INSTRUCTIONS FOR THE TASK.
Extract each line from the entries below that has the string "aplicado" in it.

※ ※ ※

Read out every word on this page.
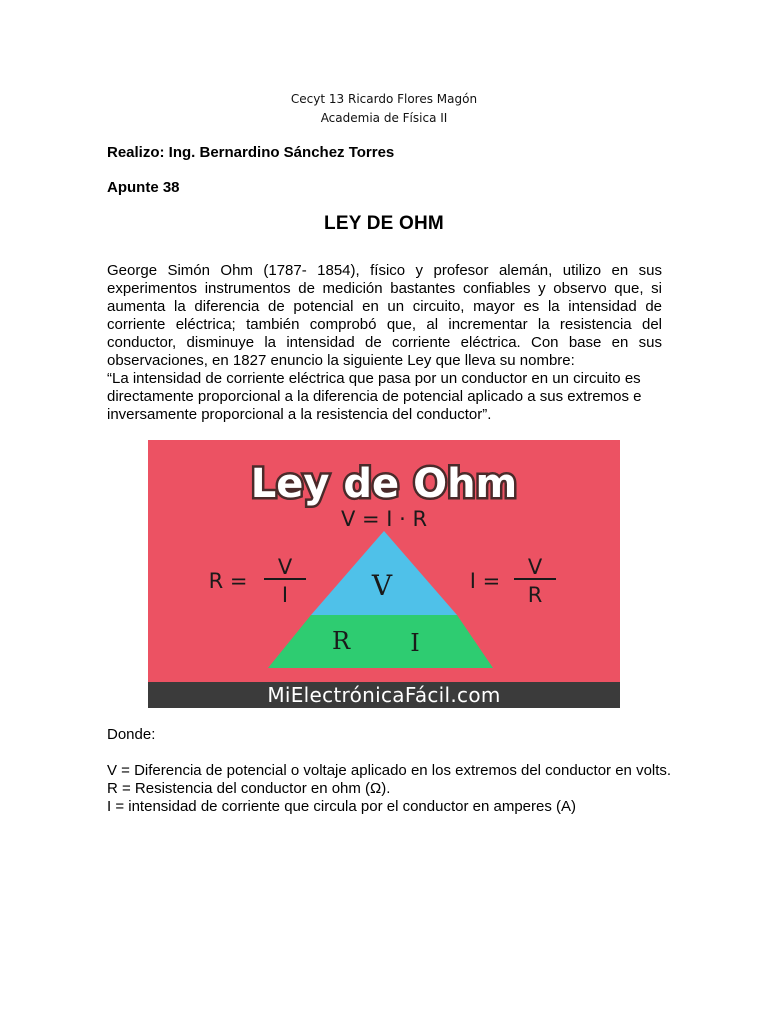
Cecyt 13 Ricardo Flores Magón
Academia de Física II
Realizo: Ing. Bernardino Sánchez Torres
Apunte 38
LEY DE OHM

George Simón Ohm (1787- 1854), físico y profesor alemán, utilizo en sus experimentos instrumentos de medición bastantes confiables y observo que, si aumenta la diferencia de potencial en un circuito, mayor es la intensidad de corriente eléctrica; también comprobó que, al incrementar la resistencia del conductor, disminuye la intensidad de corriente eléctrica. Con base en sus observaciones, en 1827 enuncio la siguiente Ley que lleva su nombre:

“La intensidad de corriente eléctrica que pasa por un conductor en un circuito es directamente proporcional a la diferencia de potencial aplicado a sus extremos e inversamente proporcional a la resistencia del conductor”.

Ley de Ohm
V = I · R
V
R	I
R =
V
I
I =
V
R
MiElectrónicaFácil.com
Donde:
V = Diferencia de potencial o voltaje aplicado en los extremos del conductor en volts.
R = Resistencia del conductor en ohm (Ω).
I = intensidad de corriente que circula por el conductor en amperes (A)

※ ※ ※

RESULT OF THIS EXERCISE.
“La intensidad de corriente eléctrica que pasa por un conductor en un circuito es directamente proporcional a la diferencia de potencial aplicado a sus extremos e inversamente proporcional a la resistencia del conductor”.
V = Diferencia de potencial o voltaje aplicado en los extremos del conductor en volts.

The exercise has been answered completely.